◆ Description of the task:
Print all the records exactly, please.

[Excerpt from a dataset]
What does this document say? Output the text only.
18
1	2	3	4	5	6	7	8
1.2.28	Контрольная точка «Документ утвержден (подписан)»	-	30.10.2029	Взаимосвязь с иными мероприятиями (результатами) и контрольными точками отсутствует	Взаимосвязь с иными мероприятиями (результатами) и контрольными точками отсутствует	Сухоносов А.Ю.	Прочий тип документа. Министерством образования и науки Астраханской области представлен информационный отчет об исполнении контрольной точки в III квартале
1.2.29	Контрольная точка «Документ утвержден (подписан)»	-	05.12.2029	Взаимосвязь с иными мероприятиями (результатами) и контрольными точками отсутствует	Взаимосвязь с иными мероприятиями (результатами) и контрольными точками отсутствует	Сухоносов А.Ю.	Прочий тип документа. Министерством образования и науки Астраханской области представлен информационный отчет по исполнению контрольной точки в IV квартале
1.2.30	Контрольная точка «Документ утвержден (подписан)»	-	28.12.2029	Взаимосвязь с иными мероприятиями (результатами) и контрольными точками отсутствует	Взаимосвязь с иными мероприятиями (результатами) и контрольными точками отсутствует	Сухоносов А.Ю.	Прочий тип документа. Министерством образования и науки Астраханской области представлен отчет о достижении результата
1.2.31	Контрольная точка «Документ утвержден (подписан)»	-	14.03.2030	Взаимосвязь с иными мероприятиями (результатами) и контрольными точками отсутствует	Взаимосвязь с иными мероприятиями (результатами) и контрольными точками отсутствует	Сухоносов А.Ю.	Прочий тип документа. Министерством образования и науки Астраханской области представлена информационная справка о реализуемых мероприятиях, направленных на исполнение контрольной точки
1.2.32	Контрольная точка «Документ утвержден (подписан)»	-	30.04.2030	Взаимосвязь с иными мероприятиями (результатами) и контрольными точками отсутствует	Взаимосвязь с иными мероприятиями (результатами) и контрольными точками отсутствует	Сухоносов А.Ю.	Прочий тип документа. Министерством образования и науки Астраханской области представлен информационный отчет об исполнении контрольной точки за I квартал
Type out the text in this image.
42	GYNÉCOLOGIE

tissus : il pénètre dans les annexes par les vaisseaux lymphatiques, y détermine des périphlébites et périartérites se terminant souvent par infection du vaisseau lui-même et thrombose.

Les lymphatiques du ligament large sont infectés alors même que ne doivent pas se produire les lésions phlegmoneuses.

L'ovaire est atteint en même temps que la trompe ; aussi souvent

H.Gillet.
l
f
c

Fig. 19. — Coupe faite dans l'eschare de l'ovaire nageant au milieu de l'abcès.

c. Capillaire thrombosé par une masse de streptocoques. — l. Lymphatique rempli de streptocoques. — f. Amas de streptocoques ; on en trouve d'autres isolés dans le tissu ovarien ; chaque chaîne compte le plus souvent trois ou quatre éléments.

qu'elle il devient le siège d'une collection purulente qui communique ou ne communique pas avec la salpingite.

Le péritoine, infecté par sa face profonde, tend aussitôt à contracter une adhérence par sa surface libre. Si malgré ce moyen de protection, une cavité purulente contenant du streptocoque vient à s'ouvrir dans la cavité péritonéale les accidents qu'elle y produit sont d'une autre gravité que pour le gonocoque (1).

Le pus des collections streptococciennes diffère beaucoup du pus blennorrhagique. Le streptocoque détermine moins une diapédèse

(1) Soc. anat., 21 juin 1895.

◆ Output:
What does this document say? Output the text only.
18
1	2	3	4	5	6	7	8
1.2.28	Контрольная точка «Документ утвержден (подписан)»	-	30.10.2029	Взаимосвязь с иными мероприятиями (результатами) и контрольными точками отсутствует	Взаимосвязь с иными мероприятиями (результатами) и контрольными точками отсутствует	Сухоносов А.Ю.	Прочий тип документа. Министерством образования и науки Астраханской области представлен информационный отчет об исполнении контрольной точки в III квартале
1.2.29	Контрольная точка «Документ утвержден (подписан)»	-	05.12.2029	Взаимосвязь с иными мероприятиями (результатами) и контрольными точками отсутствует	Взаимосвязь с иными мероприятиями (результатами) и контрольными точками отсутствует	Сухоносов А.Ю.	Прочий тип документа. Министерством образования и науки Астраханской области представлен информационный отчет по исполнению контрольной точки в IV квартале
1.2.30	Контрольная точка «Документ утвержден (подписан)»	-	28.12.2029	Взаимосвязь с иными мероприятиями (результатами) и контрольными точками отсутствует	Взаимосвязь с иными мероприятиями (результатами) и контрольными точками отсутствует	Сухоносов А.Ю.	Прочий тип документа. Министерством образования и науки Астраханской области представлен отчет о достижении результата
1.2.31	Контрольная точка «Документ утвержден (подписан)»	-	14.03.2030	Взаимосвязь с иными мероприятиями (результатами) и контрольными точками отсутствует	Взаимосвязь с иными мероприятиями (результатами) и контрольными точками отсутствует	Сухоносов А.Ю.	Прочий тип документа. Министерством образования и науки Астраханской области представлена информационная справка о реализуемых мероприятиях, направленных на исполнение контрольной точки
1.2.32	Контрольная точка «Документ утвержден (подписан)»	-	30.04.2030	Взаимосвязь с иными мероприятиями (результатами) и контрольными точками отсутствует	Взаимосвязь с иными мероприятиями (результатами) и контрольными точками отсутствует	Сухоносов А.Ю.	Прочий тип документа. Министерством образования и науки Астраханской области представлен информационный отчет об исполнении контрольной точки за I квартал
Type out the text in this image.
42	GYNÉCOLOGIE

tissus : il pénètre dans les annexes par les vaisseaux lymphatiques, y détermine des périphlébites et périartérites se terminant souvent par infection du vaisseau lui-même et thrombose.

Les lymphatiques du ligament large sont infectés alors même que ne doivent pas se produire les lésions phlegmoneuses.

L'ovaire est atteint en même temps que la trompe ; aussi souvent

H.Gillet.
l
f
c

Fig. 19. — Coupe faite dans l'eschare de l'ovaire nageant au milieu de l'abcès.

c. Capillaire thrombosé par une masse de streptocoques. — l. Lymphatique rempli de streptocoques. — f. Amas de streptocoques ; on en trouve d'autres isolés dans le tissu ovarien ; chaque chaîne compte le plus souvent trois ou quatre éléments.

qu'elle il devient le siège d'une collection purulente qui communique ou ne communique pas avec la salpingite.

Le péritoine, infecté par sa face profonde, tend aussitôt à contracter une adhérence par sa surface libre. Si malgré ce moyen de protection, une cavité purulente contenant du streptocoque vient à s'ouvrir dans la cavité péritonéale les accidents qu'elle y produit sont d'une autre gravité que pour le gonocoque (1).

Le pus des collections streptococciennes diffère beaucoup du pus blennorrhagique. Le streptocoque détermine moins une diapédèse

(1) Soc. anat., 21 juin 1895.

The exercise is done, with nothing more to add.